**Given problem**
Make an exact copy of the lines, leaving the pictures out.

**Supplied information**
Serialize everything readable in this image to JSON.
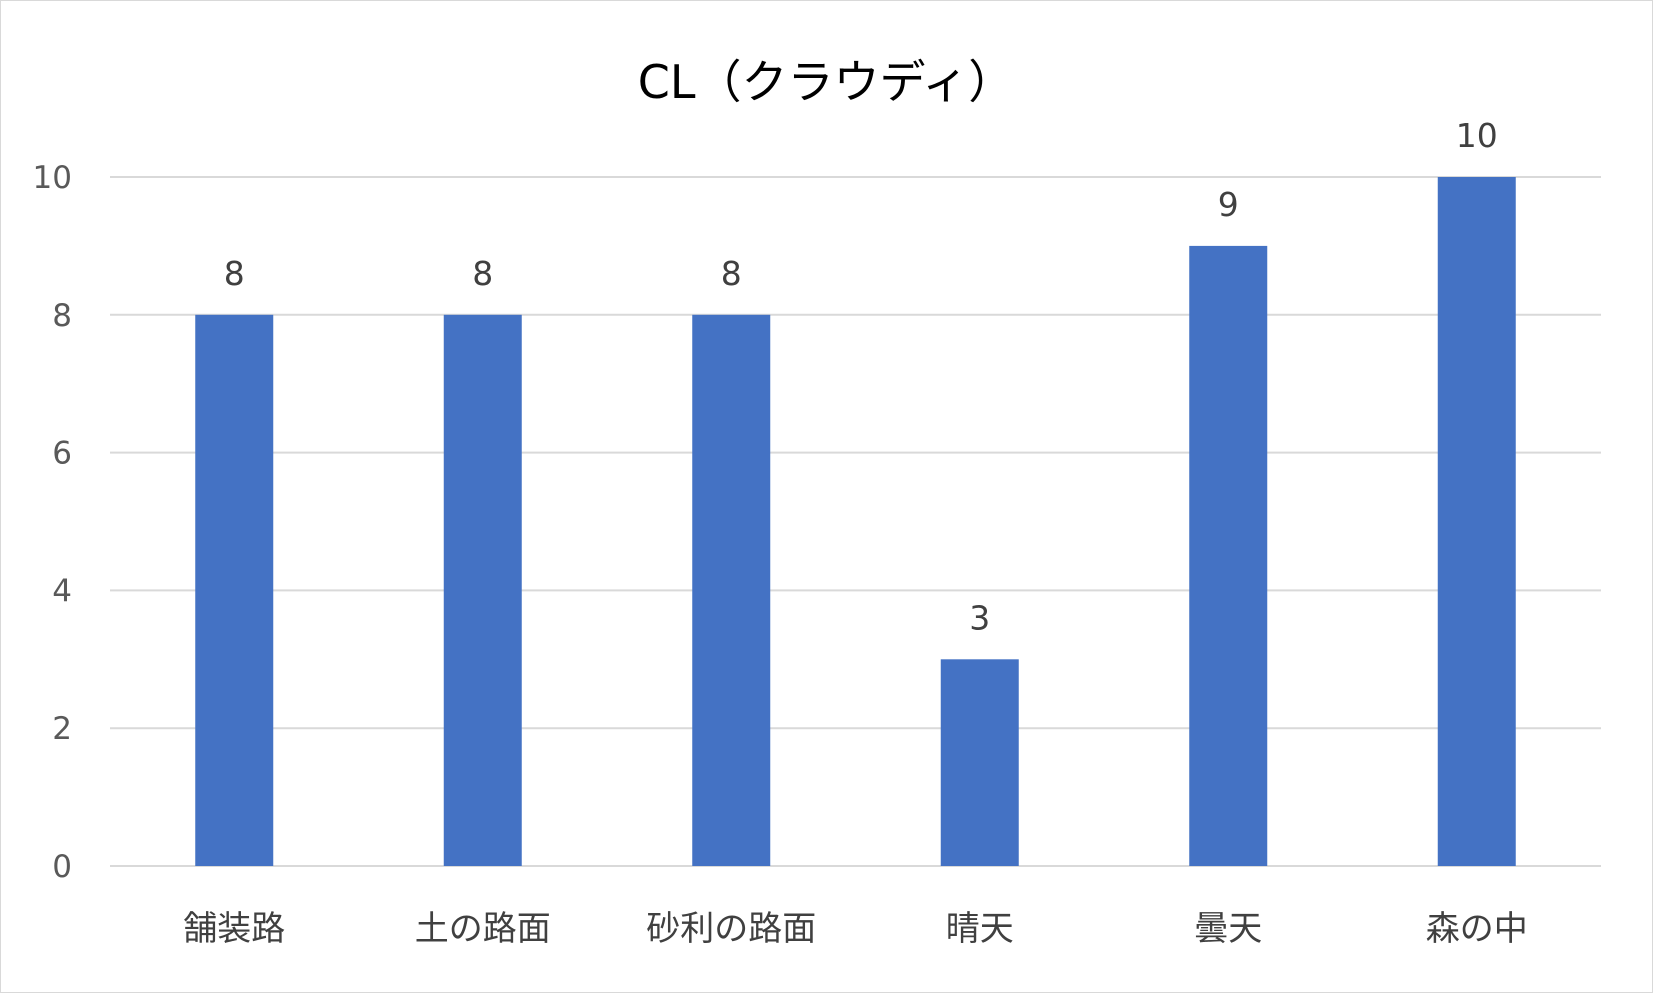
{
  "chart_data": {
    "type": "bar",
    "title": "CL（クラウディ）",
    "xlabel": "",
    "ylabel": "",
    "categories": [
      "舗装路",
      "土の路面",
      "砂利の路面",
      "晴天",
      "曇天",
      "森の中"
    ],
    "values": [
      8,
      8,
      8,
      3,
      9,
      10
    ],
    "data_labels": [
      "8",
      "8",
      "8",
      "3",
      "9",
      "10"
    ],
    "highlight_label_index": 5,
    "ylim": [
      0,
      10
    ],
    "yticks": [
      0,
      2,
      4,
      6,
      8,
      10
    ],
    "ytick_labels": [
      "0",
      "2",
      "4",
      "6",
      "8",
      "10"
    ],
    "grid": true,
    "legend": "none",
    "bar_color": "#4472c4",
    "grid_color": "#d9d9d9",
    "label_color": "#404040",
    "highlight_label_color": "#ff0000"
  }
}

**The result**
Serialize everything readable in this image to JSON.
{
  "chart_data": {
    "type": "bar",
    "title": "CL（クラウディ）",
    "xlabel": "",
    "ylabel": "",
    "categories": [
      "舗装路",
      "土の路面",
      "砂利の路面",
      "晴天",
      "曇天",
      "森の中"
    ],
    "values": [
      8,
      8,
      8,
      3,
      9,
      10
    ],
    "data_labels": [
      "8",
      "8",
      "8",
      "3",
      "9",
      "10"
    ],
    "highlight_label_index": 5,
    "ylim": [
      0,
      10
    ],
    "yticks": [
      0,
      2,
      4,
      6,
      8,
      10
    ],
    "ytick_labels": [
      "0",
      "2",
      "4",
      "6",
      "8",
      "10"
    ],
    "grid": true,
    "legend": "none",
    "bar_color": "#4472c4",
    "grid_color": "#d9d9d9",
    "label_color": "#404040",
    "highlight_label_color": "#ff0000"
  }
}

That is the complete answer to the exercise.